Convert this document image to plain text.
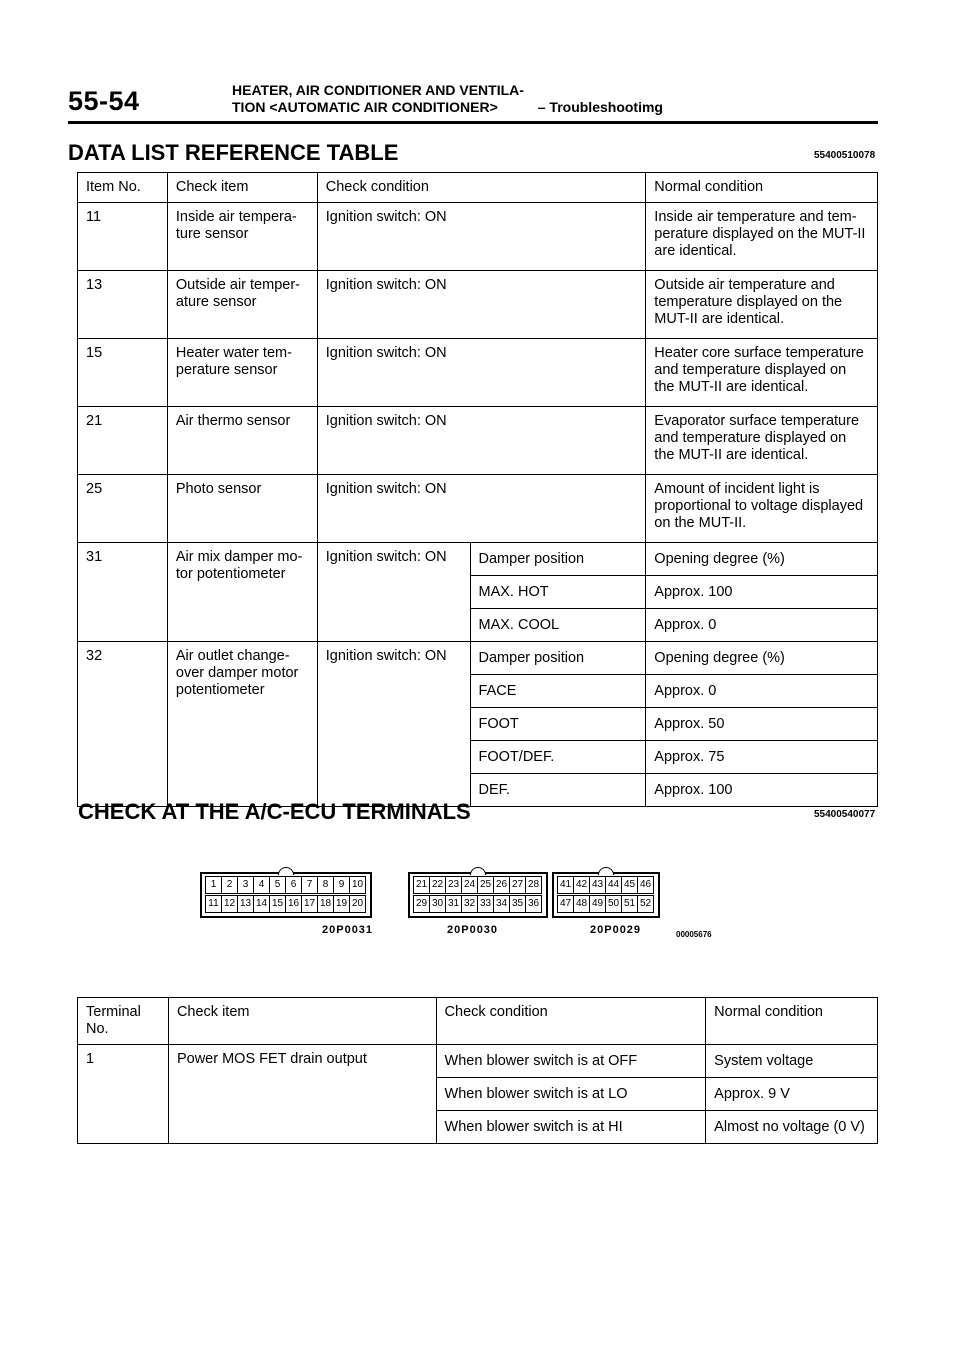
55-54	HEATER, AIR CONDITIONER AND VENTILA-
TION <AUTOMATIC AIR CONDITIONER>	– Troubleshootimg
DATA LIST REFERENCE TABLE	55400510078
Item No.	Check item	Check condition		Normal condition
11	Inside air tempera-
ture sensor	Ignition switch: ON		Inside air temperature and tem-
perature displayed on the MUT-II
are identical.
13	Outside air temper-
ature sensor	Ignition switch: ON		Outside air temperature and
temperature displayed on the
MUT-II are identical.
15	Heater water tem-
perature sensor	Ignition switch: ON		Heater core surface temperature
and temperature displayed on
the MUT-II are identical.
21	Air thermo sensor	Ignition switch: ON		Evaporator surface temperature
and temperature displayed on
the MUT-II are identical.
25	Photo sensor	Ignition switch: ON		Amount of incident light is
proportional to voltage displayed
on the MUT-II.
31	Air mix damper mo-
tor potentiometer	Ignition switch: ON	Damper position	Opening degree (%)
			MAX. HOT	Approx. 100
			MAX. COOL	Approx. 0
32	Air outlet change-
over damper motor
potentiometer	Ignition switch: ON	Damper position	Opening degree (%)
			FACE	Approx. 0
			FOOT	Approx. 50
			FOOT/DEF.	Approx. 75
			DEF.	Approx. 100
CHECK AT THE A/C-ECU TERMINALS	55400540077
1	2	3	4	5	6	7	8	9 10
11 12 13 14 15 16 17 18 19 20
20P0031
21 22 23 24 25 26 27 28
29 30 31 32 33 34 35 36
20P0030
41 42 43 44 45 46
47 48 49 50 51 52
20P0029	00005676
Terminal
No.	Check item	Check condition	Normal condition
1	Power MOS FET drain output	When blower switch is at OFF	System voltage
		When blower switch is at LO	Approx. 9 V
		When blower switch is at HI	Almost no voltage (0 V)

• _PROBLEM_
Write the listing above out again exactly, dropping each image.

• _SOLUTION BELOW_
Convert this document image to plain text.
55-54	HEATER, AIR CONDITIONER AND VENTILA-
TION <AUTOMATIC AIR CONDITIONER>	– Troubleshootimg
DATA LIST REFERENCE TABLE	55400510078
Item No.	Check item	Check condition		Normal condition
11	Inside air tempera-
ture sensor	Ignition switch: ON		Inside air temperature and tem-
perature displayed on the MUT-II
are identical.
13	Outside air temper-
ature sensor	Ignition switch: ON		Outside air temperature and
temperature displayed on the
MUT-II are identical.
15	Heater water tem-
perature sensor	Ignition switch: ON		Heater core surface temperature
and temperature displayed on
the MUT-II are identical.
21	Air thermo sensor	Ignition switch: ON		Evaporator surface temperature
and temperature displayed on
the MUT-II are identical.
25	Photo sensor	Ignition switch: ON		Amount of incident light is
proportional to voltage displayed
on the MUT-II.
31	Air mix damper mo-
tor potentiometer	Ignition switch: ON	Damper position	Opening degree (%)
			MAX. HOT	Approx. 100
			MAX. COOL	Approx. 0
32	Air outlet change-
over damper motor
potentiometer	Ignition switch: ON	Damper position	Opening degree (%)
			FACE	Approx. 0
			FOOT	Approx. 50
			FOOT/DEF.	Approx. 75
			DEF.	Approx. 100
CHECK AT THE A/C-ECU TERMINALS	55400540077
1	2	3	4	5	6	7	8	9 10
11 12 13 14 15 16 17 18 19 20
20P0031
21 22 23 24 25 26 27 28
29 30 31 32 33 34 35 36
20P0030
41 42 43 44 45 46
47 48 49 50 51 52
20P0029	00005676
Terminal
No.	Check item	Check condition	Normal condition
1	Power MOS FET drain output	When blower switch is at OFF	System voltage
		When blower switch is at LO	Approx. 9 V
		When blower switch is at HI	Almost no voltage (0 V)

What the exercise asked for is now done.